• _Request_
Where a line below holds the string "with", copy that line.

• _Stored rows_
· · ·
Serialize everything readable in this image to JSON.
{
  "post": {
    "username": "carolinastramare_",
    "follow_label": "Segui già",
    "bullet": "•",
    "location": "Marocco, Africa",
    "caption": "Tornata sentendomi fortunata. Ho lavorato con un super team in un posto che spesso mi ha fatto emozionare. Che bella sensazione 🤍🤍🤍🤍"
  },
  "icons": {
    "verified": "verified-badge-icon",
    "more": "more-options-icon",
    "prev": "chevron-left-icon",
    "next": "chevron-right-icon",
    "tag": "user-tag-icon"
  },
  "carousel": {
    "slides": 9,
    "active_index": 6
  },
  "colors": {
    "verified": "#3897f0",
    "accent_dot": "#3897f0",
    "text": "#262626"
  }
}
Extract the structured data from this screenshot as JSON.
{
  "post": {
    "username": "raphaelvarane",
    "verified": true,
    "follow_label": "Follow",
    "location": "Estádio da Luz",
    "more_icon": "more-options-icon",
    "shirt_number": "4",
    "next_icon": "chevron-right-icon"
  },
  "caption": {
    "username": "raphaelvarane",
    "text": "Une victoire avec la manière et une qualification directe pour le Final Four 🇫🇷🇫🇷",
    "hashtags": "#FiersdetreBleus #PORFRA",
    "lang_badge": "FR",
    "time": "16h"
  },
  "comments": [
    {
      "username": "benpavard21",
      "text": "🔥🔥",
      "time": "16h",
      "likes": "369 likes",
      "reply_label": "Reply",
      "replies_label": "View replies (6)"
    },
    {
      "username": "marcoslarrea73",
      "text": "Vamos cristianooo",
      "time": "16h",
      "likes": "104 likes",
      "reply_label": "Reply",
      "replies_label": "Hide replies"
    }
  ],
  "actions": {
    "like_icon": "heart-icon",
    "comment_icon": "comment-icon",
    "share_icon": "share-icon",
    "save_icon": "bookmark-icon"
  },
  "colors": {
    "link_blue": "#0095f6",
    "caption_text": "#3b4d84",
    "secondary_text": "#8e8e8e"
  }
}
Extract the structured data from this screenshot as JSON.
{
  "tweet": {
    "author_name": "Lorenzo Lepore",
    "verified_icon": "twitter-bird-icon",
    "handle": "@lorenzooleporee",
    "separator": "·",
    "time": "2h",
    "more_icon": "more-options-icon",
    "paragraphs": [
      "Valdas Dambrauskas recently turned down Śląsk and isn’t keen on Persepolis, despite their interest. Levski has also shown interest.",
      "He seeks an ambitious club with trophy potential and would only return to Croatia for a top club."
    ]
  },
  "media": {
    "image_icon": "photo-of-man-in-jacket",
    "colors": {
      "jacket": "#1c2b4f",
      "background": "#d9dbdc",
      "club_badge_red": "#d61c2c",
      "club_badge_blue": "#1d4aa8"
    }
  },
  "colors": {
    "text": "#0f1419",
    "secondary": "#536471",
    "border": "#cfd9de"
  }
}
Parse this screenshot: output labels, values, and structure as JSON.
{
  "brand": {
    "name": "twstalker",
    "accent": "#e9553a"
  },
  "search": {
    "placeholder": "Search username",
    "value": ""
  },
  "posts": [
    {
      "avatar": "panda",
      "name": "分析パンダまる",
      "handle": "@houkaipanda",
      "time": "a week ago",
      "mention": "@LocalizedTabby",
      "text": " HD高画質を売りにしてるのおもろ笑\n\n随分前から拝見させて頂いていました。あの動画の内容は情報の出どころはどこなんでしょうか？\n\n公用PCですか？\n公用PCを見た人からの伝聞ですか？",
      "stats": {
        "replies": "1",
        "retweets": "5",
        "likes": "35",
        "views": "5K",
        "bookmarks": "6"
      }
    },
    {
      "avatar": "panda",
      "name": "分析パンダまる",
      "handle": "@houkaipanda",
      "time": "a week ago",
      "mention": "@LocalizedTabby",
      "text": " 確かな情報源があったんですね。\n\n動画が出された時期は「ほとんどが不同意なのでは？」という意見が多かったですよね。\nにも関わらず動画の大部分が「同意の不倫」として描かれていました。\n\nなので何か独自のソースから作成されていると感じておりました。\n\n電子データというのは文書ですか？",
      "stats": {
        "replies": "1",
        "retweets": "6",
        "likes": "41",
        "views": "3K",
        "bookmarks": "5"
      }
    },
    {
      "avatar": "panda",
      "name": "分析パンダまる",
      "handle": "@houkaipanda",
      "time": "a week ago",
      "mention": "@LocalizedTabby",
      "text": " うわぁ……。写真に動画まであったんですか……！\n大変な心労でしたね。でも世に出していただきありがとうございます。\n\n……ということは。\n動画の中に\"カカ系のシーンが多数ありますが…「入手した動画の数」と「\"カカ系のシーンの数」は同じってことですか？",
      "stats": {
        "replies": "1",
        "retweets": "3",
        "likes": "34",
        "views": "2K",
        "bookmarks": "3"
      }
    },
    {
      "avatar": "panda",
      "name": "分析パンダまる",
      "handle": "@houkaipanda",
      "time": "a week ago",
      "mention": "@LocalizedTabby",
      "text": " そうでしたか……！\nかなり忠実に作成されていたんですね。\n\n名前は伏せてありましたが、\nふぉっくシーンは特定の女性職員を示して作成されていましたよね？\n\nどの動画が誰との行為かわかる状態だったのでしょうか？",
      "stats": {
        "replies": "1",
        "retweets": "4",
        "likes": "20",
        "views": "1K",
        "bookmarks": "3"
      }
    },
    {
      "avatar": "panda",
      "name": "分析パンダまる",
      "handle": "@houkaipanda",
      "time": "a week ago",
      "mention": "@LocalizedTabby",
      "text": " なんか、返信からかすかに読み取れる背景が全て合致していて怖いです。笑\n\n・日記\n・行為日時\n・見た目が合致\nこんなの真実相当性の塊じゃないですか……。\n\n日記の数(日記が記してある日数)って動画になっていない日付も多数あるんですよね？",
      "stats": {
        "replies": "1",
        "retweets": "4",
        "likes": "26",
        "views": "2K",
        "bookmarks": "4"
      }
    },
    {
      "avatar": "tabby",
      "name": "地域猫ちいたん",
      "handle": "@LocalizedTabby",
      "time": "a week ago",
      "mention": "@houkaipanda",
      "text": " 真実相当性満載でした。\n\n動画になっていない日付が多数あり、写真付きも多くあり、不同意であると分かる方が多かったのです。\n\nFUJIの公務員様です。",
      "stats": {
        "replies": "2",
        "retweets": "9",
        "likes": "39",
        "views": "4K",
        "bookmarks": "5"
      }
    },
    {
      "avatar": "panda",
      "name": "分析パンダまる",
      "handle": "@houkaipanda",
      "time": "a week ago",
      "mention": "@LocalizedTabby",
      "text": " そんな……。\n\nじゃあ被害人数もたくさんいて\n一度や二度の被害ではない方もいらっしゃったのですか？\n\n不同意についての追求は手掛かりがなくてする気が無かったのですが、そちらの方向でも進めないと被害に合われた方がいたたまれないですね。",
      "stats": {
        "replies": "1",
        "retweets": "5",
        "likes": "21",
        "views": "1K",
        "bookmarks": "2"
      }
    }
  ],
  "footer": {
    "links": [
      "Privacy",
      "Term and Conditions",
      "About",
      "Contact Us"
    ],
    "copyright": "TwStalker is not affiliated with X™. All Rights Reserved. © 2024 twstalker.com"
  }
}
· · ·
• _Answer to this problem_
      "He seeks an ambitious club with trophy potential and would only return to Croatia for a top club."
    "copyright": "TwStalker is not affiliated with X™. All Rights Reserved. © 2024 twstalker.com"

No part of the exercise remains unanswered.